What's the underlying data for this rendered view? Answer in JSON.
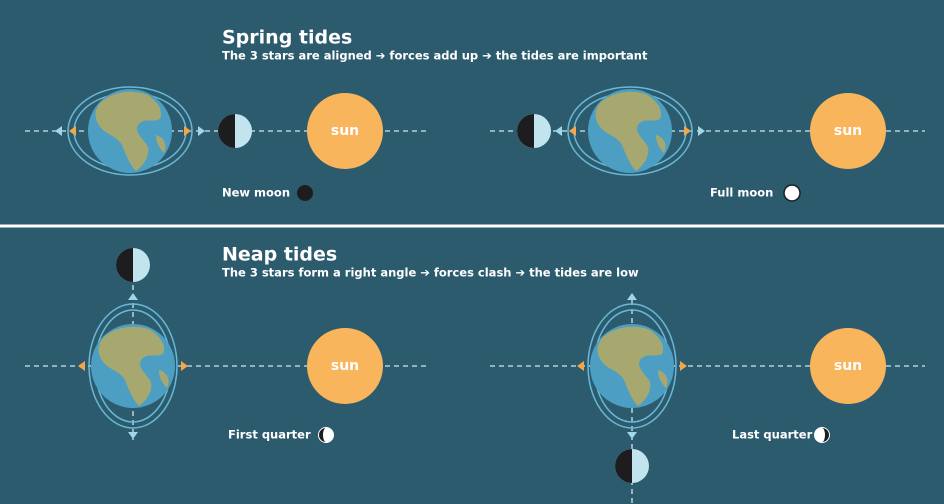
{
  "sections": [
    {
      "title": "Spring tides",
      "subtitle": "The 3 stars are aligned ➔ forces add up ➔ the tides are important",
      "panels": [
        {
          "sun": "sun",
          "phase": "New moon"
        },
        {
          "sun": "sun",
          "phase": "Full moon"
        }
      ]
    },
    {
      "title": "Neap tides",
      "subtitle": "The 3 stars form a right angle ➔ forces clash ➔ the tides are low",
      "panels": [
        {
          "sun": "sun",
          "phase": "First quarter"
        },
        {
          "sun": "sun",
          "phase": "Last quarter"
        }
      ]
    }
  ]
}
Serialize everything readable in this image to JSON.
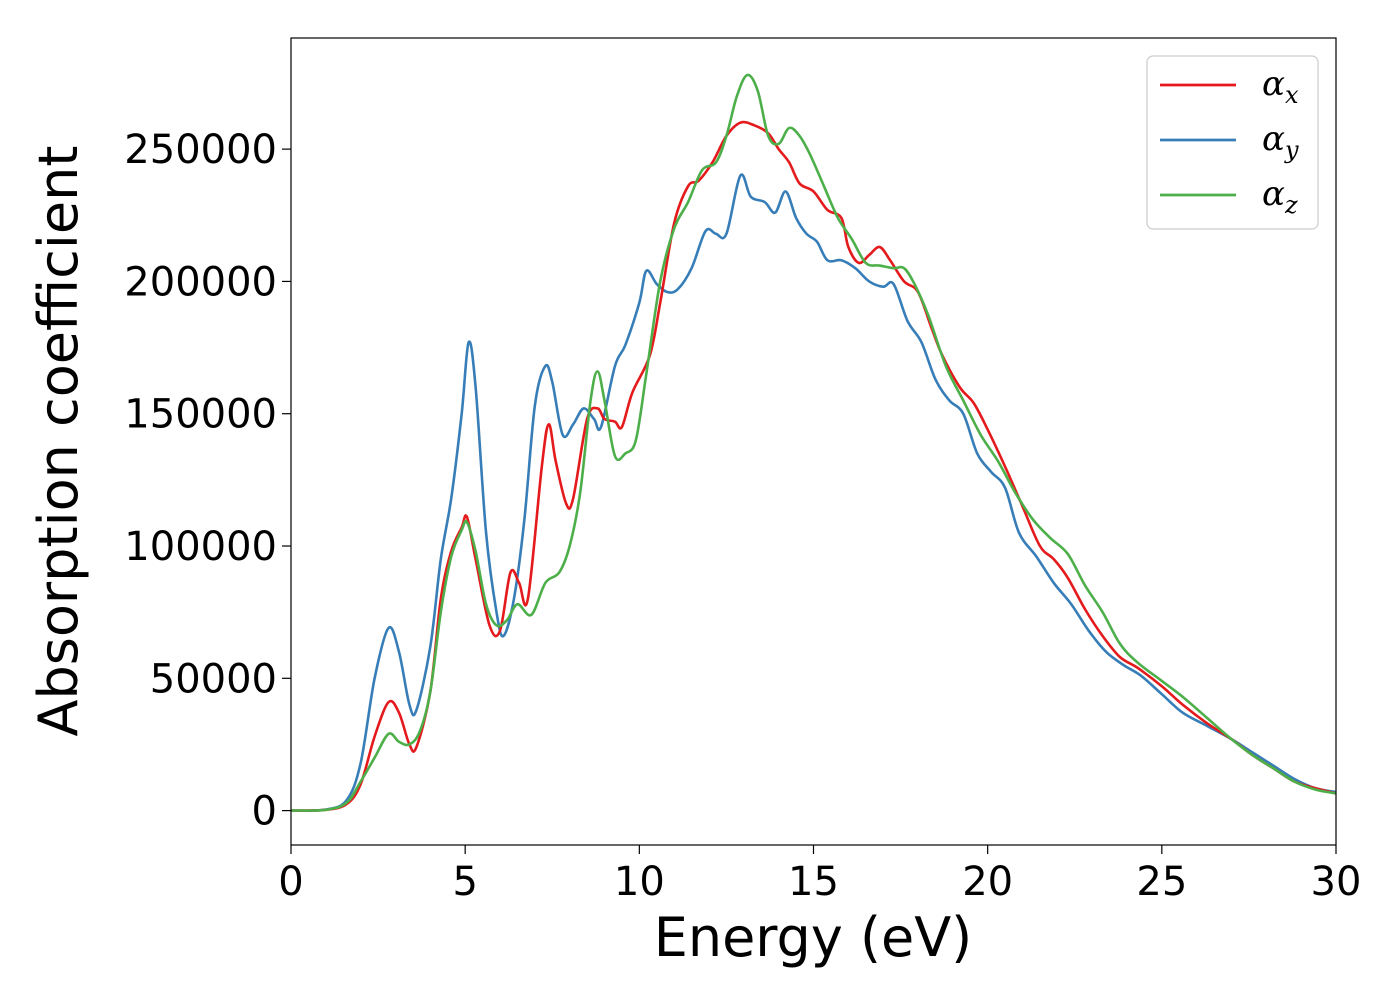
{
  "chart_data": {
    "type": "line",
    "xlabel": "Energy (eV)",
    "ylabel": "Absorption coefficient",
    "xlim": [
      0,
      30
    ],
    "ylim": [
      -13000,
      292000
    ],
    "xticks": [
      "0",
      "5",
      "10",
      "15",
      "20",
      "25",
      "30"
    ],
    "yticks": [
      "0",
      "50000",
      "100000",
      "150000",
      "200000",
      "250000"
    ],
    "grid": false,
    "legend_position": "top-right",
    "series": [
      {
        "name": "α",
        "subscript": "x",
        "color": "#e41a1c",
        "points": [
          [
            0,
            0
          ],
          [
            1,
            300
          ],
          [
            1.6,
            2500
          ],
          [
            2,
            10000
          ],
          [
            2.4,
            28000
          ],
          [
            2.8,
            41000
          ],
          [
            3.1,
            37000
          ],
          [
            3.4,
            25000
          ],
          [
            3.6,
            24000
          ],
          [
            4,
            45000
          ],
          [
            4.3,
            80000
          ],
          [
            4.6,
            98000
          ],
          [
            4.9,
            107000
          ],
          [
            5.05,
            111000
          ],
          [
            5.3,
            95000
          ],
          [
            5.7,
            70000
          ],
          [
            6,
            68000
          ],
          [
            6.3,
            90000
          ],
          [
            6.55,
            86000
          ],
          [
            6.8,
            80000
          ],
          [
            7.2,
            130000
          ],
          [
            7.4,
            146000
          ],
          [
            7.6,
            132000
          ],
          [
            7.9,
            116000
          ],
          [
            8.1,
            118000
          ],
          [
            8.5,
            148000
          ],
          [
            8.8,
            152000
          ],
          [
            9,
            148000
          ],
          [
            9.3,
            147000
          ],
          [
            9.5,
            145000
          ],
          [
            9.8,
            158000
          ],
          [
            10.3,
            172000
          ],
          [
            10.6,
            192000
          ],
          [
            11,
            222000
          ],
          [
            11.4,
            236000
          ],
          [
            11.7,
            238000
          ],
          [
            12.1,
            245000
          ],
          [
            12.5,
            255000
          ],
          [
            12.9,
            260000
          ],
          [
            13.3,
            259000
          ],
          [
            13.7,
            256000
          ],
          [
            14,
            250000
          ],
          [
            14.3,
            245000
          ],
          [
            14.6,
            237000
          ],
          [
            15,
            234000
          ],
          [
            15.4,
            227000
          ],
          [
            15.8,
            224000
          ],
          [
            16,
            213000
          ],
          [
            16.3,
            207000
          ],
          [
            16.6,
            210000
          ],
          [
            16.9,
            213000
          ],
          [
            17.2,
            208000
          ],
          [
            17.6,
            200000
          ],
          [
            18,
            196000
          ],
          [
            18.4,
            182000
          ],
          [
            18.7,
            172000
          ],
          [
            19.2,
            160000
          ],
          [
            19.6,
            154000
          ],
          [
            20,
            144000
          ],
          [
            20.5,
            130000
          ],
          [
            21,
            115000
          ],
          [
            21.5,
            100000
          ],
          [
            21.9,
            95000
          ],
          [
            22.3,
            88000
          ],
          [
            22.8,
            76000
          ],
          [
            23.3,
            66000
          ],
          [
            23.8,
            58000
          ],
          [
            24.3,
            54000
          ],
          [
            25,
            47000
          ],
          [
            25.6,
            40000
          ],
          [
            26.3,
            33000
          ],
          [
            27,
            27000
          ],
          [
            27.6,
            21000
          ],
          [
            28.2,
            16000
          ],
          [
            28.8,
            11000
          ],
          [
            29.4,
            8500
          ],
          [
            30,
            6500
          ]
        ]
      },
      {
        "name": "α",
        "subscript": "y",
        "color": "#377eb8",
        "points": [
          [
            0,
            0
          ],
          [
            1,
            400
          ],
          [
            1.6,
            4000
          ],
          [
            2,
            18000
          ],
          [
            2.4,
            50000
          ],
          [
            2.8,
            69000
          ],
          [
            3.1,
            60000
          ],
          [
            3.4,
            40000
          ],
          [
            3.6,
            38000
          ],
          [
            4,
            62000
          ],
          [
            4.3,
            95000
          ],
          [
            4.6,
            118000
          ],
          [
            4.9,
            150000
          ],
          [
            5.1,
            177000
          ],
          [
            5.3,
            160000
          ],
          [
            5.6,
            105000
          ],
          [
            5.9,
            75000
          ],
          [
            6.1,
            66000
          ],
          [
            6.4,
            80000
          ],
          [
            6.7,
            110000
          ],
          [
            7,
            153000
          ],
          [
            7.3,
            168000
          ],
          [
            7.5,
            162000
          ],
          [
            7.8,
            142000
          ],
          [
            8.1,
            146000
          ],
          [
            8.4,
            152000
          ],
          [
            8.7,
            148000
          ],
          [
            8.9,
            145000
          ],
          [
            9.3,
            168000
          ],
          [
            9.6,
            176000
          ],
          [
            10,
            192000
          ],
          [
            10.2,
            204000
          ],
          [
            10.5,
            199000
          ],
          [
            10.8,
            196000
          ],
          [
            11.1,
            197000
          ],
          [
            11.5,
            205000
          ],
          [
            11.9,
            219000
          ],
          [
            12.2,
            218000
          ],
          [
            12.5,
            218000
          ],
          [
            12.9,
            240000
          ],
          [
            13.2,
            232000
          ],
          [
            13.6,
            230000
          ],
          [
            13.9,
            226000
          ],
          [
            14.2,
            234000
          ],
          [
            14.5,
            224000
          ],
          [
            14.8,
            218000
          ],
          [
            15.1,
            215000
          ],
          [
            15.4,
            208000
          ],
          [
            15.8,
            208000
          ],
          [
            16.2,
            205000
          ],
          [
            16.6,
            200000
          ],
          [
            17,
            198000
          ],
          [
            17.3,
            199000
          ],
          [
            17.7,
            185000
          ],
          [
            18.1,
            177000
          ],
          [
            18.5,
            163000
          ],
          [
            18.9,
            155000
          ],
          [
            19.3,
            150000
          ],
          [
            19.7,
            135000
          ],
          [
            20.1,
            128000
          ],
          [
            20.5,
            122000
          ],
          [
            20.9,
            105000
          ],
          [
            21.4,
            96000
          ],
          [
            21.9,
            86000
          ],
          [
            22.4,
            78000
          ],
          [
            22.9,
            68000
          ],
          [
            23.4,
            60000
          ],
          [
            23.9,
            55000
          ],
          [
            24.4,
            51000
          ],
          [
            25,
            44000
          ],
          [
            25.6,
            37000
          ],
          [
            26.3,
            32000
          ],
          [
            27,
            27000
          ],
          [
            27.6,
            22000
          ],
          [
            28.2,
            17000
          ],
          [
            28.8,
            12000
          ],
          [
            29.4,
            8500
          ],
          [
            30,
            7000
          ]
        ]
      },
      {
        "name": "α",
        "subscript": "z",
        "color": "#4daf4a",
        "points": [
          [
            0,
            0
          ],
          [
            1,
            300
          ],
          [
            1.6,
            3000
          ],
          [
            2,
            11000
          ],
          [
            2.4,
            20000
          ],
          [
            2.8,
            29000
          ],
          [
            3.1,
            26000
          ],
          [
            3.4,
            25000
          ],
          [
            3.7,
            30000
          ],
          [
            4,
            45000
          ],
          [
            4.3,
            75000
          ],
          [
            4.6,
            96000
          ],
          [
            4.9,
            106000
          ],
          [
            5.05,
            109000
          ],
          [
            5.3,
            98000
          ],
          [
            5.6,
            78000
          ],
          [
            5.9,
            70000
          ],
          [
            6.2,
            72000
          ],
          [
            6.5,
            78000
          ],
          [
            6.9,
            74000
          ],
          [
            7.3,
            86000
          ],
          [
            7.7,
            90000
          ],
          [
            8,
            100000
          ],
          [
            8.3,
            120000
          ],
          [
            8.6,
            155000
          ],
          [
            8.8,
            166000
          ],
          [
            9,
            155000
          ],
          [
            9.3,
            134000
          ],
          [
            9.6,
            135000
          ],
          [
            9.9,
            140000
          ],
          [
            10.2,
            165000
          ],
          [
            10.6,
            200000
          ],
          [
            11,
            220000
          ],
          [
            11.4,
            230000
          ],
          [
            11.8,
            242000
          ],
          [
            12.2,
            245000
          ],
          [
            12.5,
            255000
          ],
          [
            12.8,
            270000
          ],
          [
            13.1,
            278000
          ],
          [
            13.4,
            272000
          ],
          [
            13.7,
            255000
          ],
          [
            14,
            252000
          ],
          [
            14.3,
            258000
          ],
          [
            14.6,
            255000
          ],
          [
            14.9,
            248000
          ],
          [
            15.3,
            236000
          ],
          [
            15.7,
            224000
          ],
          [
            16.1,
            216000
          ],
          [
            16.5,
            207000
          ],
          [
            16.9,
            206000
          ],
          [
            17.3,
            205000
          ],
          [
            17.6,
            205000
          ],
          [
            17.9,
            199000
          ],
          [
            18.3,
            187000
          ],
          [
            18.8,
            168000
          ],
          [
            19.3,
            155000
          ],
          [
            19.8,
            142000
          ],
          [
            20.3,
            132000
          ],
          [
            20.8,
            120000
          ],
          [
            21.3,
            110000
          ],
          [
            21.8,
            103000
          ],
          [
            22.3,
            97000
          ],
          [
            22.8,
            85000
          ],
          [
            23.3,
            75000
          ],
          [
            23.8,
            63000
          ],
          [
            24.3,
            56000
          ],
          [
            25,
            49000
          ],
          [
            25.6,
            43000
          ],
          [
            26.3,
            35000
          ],
          [
            27,
            27000
          ],
          [
            27.6,
            21000
          ],
          [
            28.2,
            16000
          ],
          [
            28.8,
            11000
          ],
          [
            29.4,
            8000
          ],
          [
            30,
            6500
          ]
        ]
      }
    ]
  }
}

- _Exercise brief_: Return every line in the listing that contains the word "subscript".

- _Completed task_:
        "subscript": "x",
        "subscript": "y",
        "subscript": "z",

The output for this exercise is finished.